* REQUIREMENTS
1/ From the passage on solubility and polarizing power, name every cation that it mentions.
2/ Please write out the stretch of the passage on solubility and polarizing power from "Now, it all" through "polar solvent) yourself.", switching "cold" to "chilled".
3/ According to the passage on solubility and polarizing power, how many electrons does the silver ion have in its outermost shell?
---------- TEXT SECTION ----------
Now, it all comes down to the ΔH part : it's magnitude and sign. If ΔH is positive and initially greater than -TΔS, then ΔG will be positive, and as temperature is increased, the -TΔS factor will ultimately overcome the positive ΔH and then, ΔG will become negative. And indeed, this is why you will find that $\ce{PbCl2}$ is insoluble in cold but quite soluble in hot water. Similarly, you can consider the implications of variations in the magnitude and sign of ΔH on solubility (in a polar solvent) yourself.

Now, coming to your specific problem, you see, you first of all have to consider the configurations of $\ce{Ag+}$ and $\ce{Ca^2+}$

$\ce{ Ag^+ - [Kr] 4d10}$ and $\ce{ Ca^2+ - [Ar]}$

So you see, the calcium ion has 8 electrons in it's outermost shell ( 2 in 3s and 6 in 3p) while the silver ion has 18 electrons in it's outermost shell( 4s2 4p6 4d10). Now, due to the ineffective shielding by the d-electrons, effective nuclear charge on the valence shell and hence it's polarising power increases tremendously. Here, the calcium ion possesses an "inert gas configuration" while the silver cation has a kind of "pseudo noble gas configuration" (as it is not exactly a noble gas configuration, but still the cation is quite stable). On moving further down the periodic table,you get cations like $\ce{Tl^+, Bi^3+}$ etc. which have neither 8 nor 18 valence electrons (hence they can be called "non-inert gas configurations" ) and owing to the even poorer shielding by f and d electrons, there polarising power is even higher than the previous two configurations. So, the general order of polarising power of cations can be : Non-inert> Pseudo-inert> Inert gas configuration .( Note: All this can also be derived quantitavely by actually calculating effective nuclear charge on valence electrons by Slater's rule)
---------- INFORMATION SUPPLIED ----------
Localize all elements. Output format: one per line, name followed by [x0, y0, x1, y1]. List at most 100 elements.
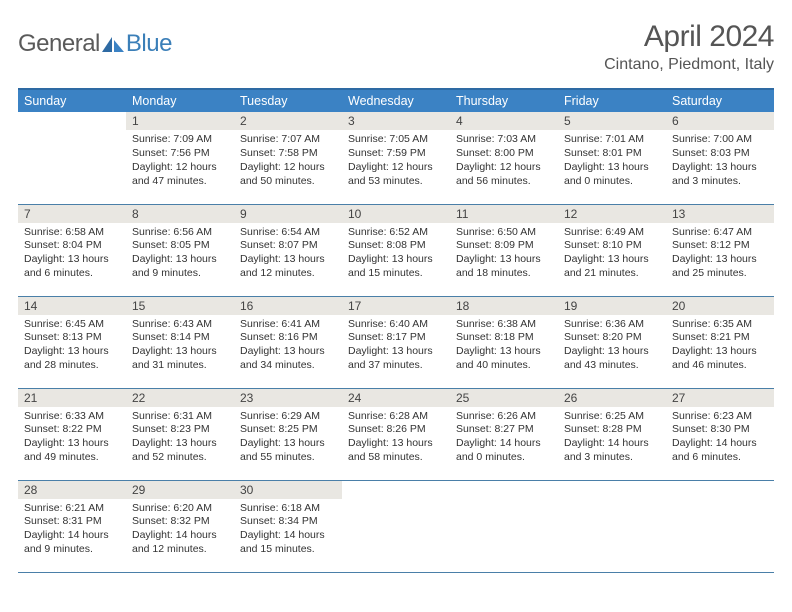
day-body: Sunrise: 6:50 AMSunset: 8:09 PMDaylight:…	[450, 223, 558, 284]
logo-word2: Blue	[126, 30, 172, 58]
location: Cintano, Piedmont, Italy	[604, 56, 774, 74]
day-body: Sunrise: 6:21 AMSunset: 8:31 PMDaylight:…	[18, 499, 126, 560]
day-body: Sunrise: 6:29 AMSunset: 8:25 PMDaylight:…	[234, 407, 342, 468]
day-number: 26	[558, 389, 666, 407]
day-body: Sunrise: 6:56 AMSunset: 8:05 PMDaylight:…	[126, 223, 234, 284]
weekday-header: Friday	[558, 89, 666, 112]
calendar-cell: 21Sunrise: 6:33 AMSunset: 8:22 PMDayligh…	[18, 388, 126, 480]
weekday-header: Thursday	[450, 89, 558, 112]
day-number: 9	[234, 205, 342, 223]
calendar-cell: 13Sunrise: 6:47 AMSunset: 8:12 PMDayligh…	[666, 204, 774, 296]
weekday-header: Tuesday	[234, 89, 342, 112]
calendar-cell: 27Sunrise: 6:23 AMSunset: 8:30 PMDayligh…	[666, 388, 774, 480]
day-number: 6	[666, 112, 774, 130]
day-number: 1	[126, 112, 234, 130]
day-body: Sunrise: 6:25 AMSunset: 8:28 PMDaylight:…	[558, 407, 666, 468]
day-body: Sunrise: 6:38 AMSunset: 8:18 PMDaylight:…	[450, 315, 558, 376]
calendar-cell: ..	[450, 480, 558, 572]
calendar-cell: 6Sunrise: 7:00 AMSunset: 8:03 PMDaylight…	[666, 112, 774, 204]
day-number: 17	[342, 297, 450, 315]
calendar-cell: ..	[342, 480, 450, 572]
day-number: 4	[450, 112, 558, 130]
day-number: 15	[126, 297, 234, 315]
day-body: Sunrise: 6:41 AMSunset: 8:16 PMDaylight:…	[234, 315, 342, 376]
day-body: Sunrise: 7:00 AMSunset: 8:03 PMDaylight:…	[666, 130, 774, 191]
calendar-cell: 2Sunrise: 7:07 AMSunset: 7:58 PMDaylight…	[234, 112, 342, 204]
calendar-cell: 15Sunrise: 6:43 AMSunset: 8:14 PMDayligh…	[126, 296, 234, 388]
day-body: Sunrise: 6:31 AMSunset: 8:23 PMDaylight:…	[126, 407, 234, 468]
day-number: 30	[234, 481, 342, 499]
day-number: 16	[234, 297, 342, 315]
header: General Blue April 2024 Cintano, Piedmon…	[18, 20, 774, 74]
logo: General Blue	[18, 30, 172, 58]
day-number: 25	[450, 389, 558, 407]
day-body: Sunrise: 6:35 AMSunset: 8:21 PMDaylight:…	[666, 315, 774, 376]
calendar-row: 21Sunrise: 6:33 AMSunset: 8:22 PMDayligh…	[18, 388, 774, 480]
day-number: 27	[666, 389, 774, 407]
day-body: Sunrise: 7:09 AMSunset: 7:56 PMDaylight:…	[126, 130, 234, 191]
calendar-cell: ..	[558, 480, 666, 572]
day-number: 13	[666, 205, 774, 223]
day-number: 5	[558, 112, 666, 130]
day-number: 3	[342, 112, 450, 130]
day-body: Sunrise: 7:05 AMSunset: 7:59 PMDaylight:…	[342, 130, 450, 191]
calendar-body: ..1Sunrise: 7:09 AMSunset: 7:56 PMDaylig…	[18, 112, 774, 572]
day-body: Sunrise: 6:54 AMSunset: 8:07 PMDaylight:…	[234, 223, 342, 284]
day-number: 21	[18, 389, 126, 407]
title-block: April 2024 Cintano, Piedmont, Italy	[604, 20, 774, 74]
calendar-cell: 29Sunrise: 6:20 AMSunset: 8:32 PMDayligh…	[126, 480, 234, 572]
day-body: Sunrise: 7:03 AMSunset: 8:00 PMDaylight:…	[450, 130, 558, 191]
day-body: Sunrise: 6:28 AMSunset: 8:26 PMDaylight:…	[342, 407, 450, 468]
day-number: 24	[342, 389, 450, 407]
weekday-header: Monday	[126, 89, 234, 112]
calendar-row: 7Sunrise: 6:58 AMSunset: 8:04 PMDaylight…	[18, 204, 774, 296]
calendar-cell: 23Sunrise: 6:29 AMSunset: 8:25 PMDayligh…	[234, 388, 342, 480]
day-body: Sunrise: 6:49 AMSunset: 8:10 PMDaylight:…	[558, 223, 666, 284]
calendar-cell: ..	[18, 112, 126, 204]
calendar-cell: 30Sunrise: 6:18 AMSunset: 8:34 PMDayligh…	[234, 480, 342, 572]
calendar-cell: 10Sunrise: 6:52 AMSunset: 8:08 PMDayligh…	[342, 204, 450, 296]
calendar-row: ..1Sunrise: 7:09 AMSunset: 7:56 PMDaylig…	[18, 112, 774, 204]
day-body: Sunrise: 7:07 AMSunset: 7:58 PMDaylight:…	[234, 130, 342, 191]
calendar-cell: 9Sunrise: 6:54 AMSunset: 8:07 PMDaylight…	[234, 204, 342, 296]
day-number: 8	[126, 205, 234, 223]
day-number: 11	[450, 205, 558, 223]
month-title: April 2024	[604, 20, 774, 54]
day-number: 29	[126, 481, 234, 499]
day-body: Sunrise: 6:43 AMSunset: 8:14 PMDaylight:…	[126, 315, 234, 376]
day-body: Sunrise: 6:58 AMSunset: 8:04 PMDaylight:…	[18, 223, 126, 284]
day-body: Sunrise: 6:40 AMSunset: 8:17 PMDaylight:…	[342, 315, 450, 376]
calendar-cell: 28Sunrise: 6:21 AMSunset: 8:31 PMDayligh…	[18, 480, 126, 572]
calendar-cell: 20Sunrise: 6:35 AMSunset: 8:21 PMDayligh…	[666, 296, 774, 388]
day-number: 14	[18, 297, 126, 315]
calendar-cell: 4Sunrise: 7:03 AMSunset: 8:00 PMDaylight…	[450, 112, 558, 204]
day-body: Sunrise: 6:45 AMSunset: 8:13 PMDaylight:…	[18, 315, 126, 376]
day-number: 10	[342, 205, 450, 223]
day-number: 7	[18, 205, 126, 223]
day-body: Sunrise: 6:52 AMSunset: 8:08 PMDaylight:…	[342, 223, 450, 284]
calendar-cell: 11Sunrise: 6:50 AMSunset: 8:09 PMDayligh…	[450, 204, 558, 296]
calendar-cell: 1Sunrise: 7:09 AMSunset: 7:56 PMDaylight…	[126, 112, 234, 204]
day-body: Sunrise: 6:20 AMSunset: 8:32 PMDaylight:…	[126, 499, 234, 560]
calendar-cell: 5Sunrise: 7:01 AMSunset: 8:01 PMDaylight…	[558, 112, 666, 204]
day-body: Sunrise: 6:26 AMSunset: 8:27 PMDaylight:…	[450, 407, 558, 468]
calendar-cell: 16Sunrise: 6:41 AMSunset: 8:16 PMDayligh…	[234, 296, 342, 388]
calendar-cell: 18Sunrise: 6:38 AMSunset: 8:18 PMDayligh…	[450, 296, 558, 388]
calendar-cell: ..	[666, 480, 774, 572]
calendar-table: Sunday Monday Tuesday Wednesday Thursday…	[18, 88, 774, 573]
day-number: 22	[126, 389, 234, 407]
calendar-cell: 14Sunrise: 6:45 AMSunset: 8:13 PMDayligh…	[18, 296, 126, 388]
day-body: Sunrise: 6:23 AMSunset: 8:30 PMDaylight:…	[666, 407, 774, 468]
day-body: Sunrise: 6:18 AMSunset: 8:34 PMDaylight:…	[234, 499, 342, 560]
calendar-cell: 19Sunrise: 6:36 AMSunset: 8:20 PMDayligh…	[558, 296, 666, 388]
day-body: Sunrise: 6:36 AMSunset: 8:20 PMDaylight:…	[558, 315, 666, 376]
calendar-row: 28Sunrise: 6:21 AMSunset: 8:31 PMDayligh…	[18, 480, 774, 572]
day-number: 2	[234, 112, 342, 130]
calendar-cell: 17Sunrise: 6:40 AMSunset: 8:17 PMDayligh…	[342, 296, 450, 388]
calendar-cell: 22Sunrise: 6:31 AMSunset: 8:23 PMDayligh…	[126, 388, 234, 480]
calendar-cell: 24Sunrise: 6:28 AMSunset: 8:26 PMDayligh…	[342, 388, 450, 480]
day-number: 28	[18, 481, 126, 499]
calendar-cell: 26Sunrise: 6:25 AMSunset: 8:28 PMDayligh…	[558, 388, 666, 480]
calendar-cell: 3Sunrise: 7:05 AMSunset: 7:59 PMDaylight…	[342, 112, 450, 204]
day-body: Sunrise: 6:33 AMSunset: 8:22 PMDaylight:…	[18, 407, 126, 468]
----------
* EXERCISE RESULTS
1/ Ag+, Ca2+, Tl+, Bi3+

2/
Now, it all comes down to the ΔH part : it's magnitude and sign. If ΔH is positive and initially greater than -TΔS, then ΔG will be positive, and as temperature is increased, the -TΔS factor will ultimately overcome the positive ΔH and then, ΔG will become negative. And indeed, this is why you will find that $\ce{PbCl2}$ is insoluble in chilled but quite soluble in hot water. Similarly, you can consider the implications of variations in the magnitude and sign of ΔH on solubility (in a polar solvent) yourself.

3/ 18 (4s2 4p6 4d10)